To do: Reproduce the records from their first line through the line containing "axis-value: −67.2(−72.2) bbox=[181, 930, 264, 944]", swapping "ylabel-word" for "y-axis-word" and changing nothing else.
------ Material to process ------
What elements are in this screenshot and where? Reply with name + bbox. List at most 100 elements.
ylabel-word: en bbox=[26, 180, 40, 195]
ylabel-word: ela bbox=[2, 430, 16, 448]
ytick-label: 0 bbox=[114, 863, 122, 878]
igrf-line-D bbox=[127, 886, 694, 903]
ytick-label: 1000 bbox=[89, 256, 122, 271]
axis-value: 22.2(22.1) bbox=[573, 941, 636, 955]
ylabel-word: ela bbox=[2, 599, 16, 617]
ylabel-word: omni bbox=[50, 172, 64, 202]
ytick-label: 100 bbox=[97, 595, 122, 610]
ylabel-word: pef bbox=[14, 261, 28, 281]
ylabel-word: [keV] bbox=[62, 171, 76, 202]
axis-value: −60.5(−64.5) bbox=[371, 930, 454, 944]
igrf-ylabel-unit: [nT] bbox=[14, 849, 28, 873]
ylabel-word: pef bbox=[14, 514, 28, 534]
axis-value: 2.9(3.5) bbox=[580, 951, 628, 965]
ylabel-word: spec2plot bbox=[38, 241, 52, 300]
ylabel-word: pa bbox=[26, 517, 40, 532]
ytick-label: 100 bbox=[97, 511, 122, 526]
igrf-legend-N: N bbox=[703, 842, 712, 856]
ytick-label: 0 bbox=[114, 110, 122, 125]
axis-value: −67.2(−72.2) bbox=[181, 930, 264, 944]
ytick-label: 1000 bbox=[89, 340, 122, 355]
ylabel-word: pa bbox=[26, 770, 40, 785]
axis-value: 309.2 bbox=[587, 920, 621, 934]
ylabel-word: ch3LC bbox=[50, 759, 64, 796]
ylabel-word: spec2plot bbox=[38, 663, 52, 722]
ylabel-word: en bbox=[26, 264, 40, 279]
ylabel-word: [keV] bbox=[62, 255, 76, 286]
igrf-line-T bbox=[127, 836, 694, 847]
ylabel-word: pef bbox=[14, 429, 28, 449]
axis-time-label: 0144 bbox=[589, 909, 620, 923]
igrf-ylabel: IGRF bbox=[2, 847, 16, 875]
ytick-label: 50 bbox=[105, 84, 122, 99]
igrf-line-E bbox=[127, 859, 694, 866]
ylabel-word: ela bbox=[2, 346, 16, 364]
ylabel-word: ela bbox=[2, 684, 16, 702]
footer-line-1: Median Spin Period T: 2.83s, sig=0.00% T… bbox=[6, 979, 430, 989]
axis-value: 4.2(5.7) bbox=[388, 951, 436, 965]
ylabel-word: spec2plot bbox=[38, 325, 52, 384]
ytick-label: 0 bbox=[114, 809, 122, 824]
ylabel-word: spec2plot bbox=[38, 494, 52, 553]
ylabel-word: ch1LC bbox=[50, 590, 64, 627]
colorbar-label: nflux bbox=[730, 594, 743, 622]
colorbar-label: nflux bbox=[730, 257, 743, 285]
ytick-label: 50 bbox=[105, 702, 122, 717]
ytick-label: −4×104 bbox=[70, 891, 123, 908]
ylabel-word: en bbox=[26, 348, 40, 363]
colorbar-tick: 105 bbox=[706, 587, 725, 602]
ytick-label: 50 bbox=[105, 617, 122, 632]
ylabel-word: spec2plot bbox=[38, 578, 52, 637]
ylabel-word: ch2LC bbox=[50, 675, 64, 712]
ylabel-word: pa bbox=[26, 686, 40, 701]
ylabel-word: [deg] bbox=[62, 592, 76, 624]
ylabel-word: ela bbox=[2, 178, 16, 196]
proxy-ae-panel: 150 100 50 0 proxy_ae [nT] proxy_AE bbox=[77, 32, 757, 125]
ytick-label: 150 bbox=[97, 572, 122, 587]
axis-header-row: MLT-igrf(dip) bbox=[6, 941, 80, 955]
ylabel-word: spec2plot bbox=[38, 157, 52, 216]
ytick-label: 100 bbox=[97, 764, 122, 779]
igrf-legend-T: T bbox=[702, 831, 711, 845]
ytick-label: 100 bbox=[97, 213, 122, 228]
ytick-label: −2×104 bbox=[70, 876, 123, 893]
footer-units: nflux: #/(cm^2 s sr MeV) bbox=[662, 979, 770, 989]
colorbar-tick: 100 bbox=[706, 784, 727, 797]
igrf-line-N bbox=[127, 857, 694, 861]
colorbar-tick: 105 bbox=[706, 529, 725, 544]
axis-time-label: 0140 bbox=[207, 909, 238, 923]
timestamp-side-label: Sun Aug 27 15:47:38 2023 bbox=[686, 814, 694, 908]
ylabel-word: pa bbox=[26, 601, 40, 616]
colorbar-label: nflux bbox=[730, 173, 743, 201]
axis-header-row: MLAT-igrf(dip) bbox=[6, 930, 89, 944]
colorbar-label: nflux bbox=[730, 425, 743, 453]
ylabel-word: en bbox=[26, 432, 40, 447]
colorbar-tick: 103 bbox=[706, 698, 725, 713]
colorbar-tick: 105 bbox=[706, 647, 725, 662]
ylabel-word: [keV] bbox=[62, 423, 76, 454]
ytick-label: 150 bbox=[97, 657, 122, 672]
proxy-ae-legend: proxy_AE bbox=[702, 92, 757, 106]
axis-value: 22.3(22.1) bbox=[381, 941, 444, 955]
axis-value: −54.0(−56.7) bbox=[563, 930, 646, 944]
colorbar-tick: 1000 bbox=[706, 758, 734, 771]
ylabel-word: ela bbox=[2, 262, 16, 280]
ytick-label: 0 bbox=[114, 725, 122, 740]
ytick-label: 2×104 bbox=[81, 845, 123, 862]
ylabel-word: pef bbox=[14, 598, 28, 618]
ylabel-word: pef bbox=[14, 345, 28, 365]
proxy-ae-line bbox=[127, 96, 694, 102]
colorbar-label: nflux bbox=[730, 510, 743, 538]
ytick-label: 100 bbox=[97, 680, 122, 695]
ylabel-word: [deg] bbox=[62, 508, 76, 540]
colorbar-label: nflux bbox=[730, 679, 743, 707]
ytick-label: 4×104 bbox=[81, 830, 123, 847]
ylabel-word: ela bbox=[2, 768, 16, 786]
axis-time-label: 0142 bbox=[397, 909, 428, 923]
------
Response:
What elements are in this screenshot and where? Reply with name + bbox. List at most 100 elements.
y-axis-word: en bbox=[26, 180, 40, 195]
y-axis-word: ela bbox=[2, 430, 16, 448]
ytick-label: 0 bbox=[114, 863, 122, 878]
igrf-line-D bbox=[127, 886, 694, 903]
ytick-label: 1000 bbox=[89, 256, 122, 271]
axis-value: 22.2(22.1) bbox=[573, 941, 636, 955]
y-axis-word: ela bbox=[2, 599, 16, 617]
y-axis-word: omni bbox=[50, 172, 64, 202]
ytick-label: 100 bbox=[97, 595, 122, 610]
y-axis-word: pef bbox=[14, 261, 28, 281]
y-axis-word: [keV] bbox=[62, 171, 76, 202]
axis-value: −60.5(−64.5) bbox=[371, 930, 454, 944]
igrf-ylabel-unit: [nT] bbox=[14, 849, 28, 873]
y-axis-word: pef bbox=[14, 514, 28, 534]
axis-value: 2.9(3.5) bbox=[580, 951, 628, 965]
y-axis-word: spec2plot bbox=[38, 241, 52, 300]
y-axis-word: pa bbox=[26, 517, 40, 532]
ytick-label: 100 bbox=[97, 511, 122, 526]
igrf-legend-N: N bbox=[703, 842, 712, 856]
ytick-label: 0 bbox=[114, 110, 122, 125]
axis-value: −67.2(−72.2) bbox=[181, 930, 264, 944]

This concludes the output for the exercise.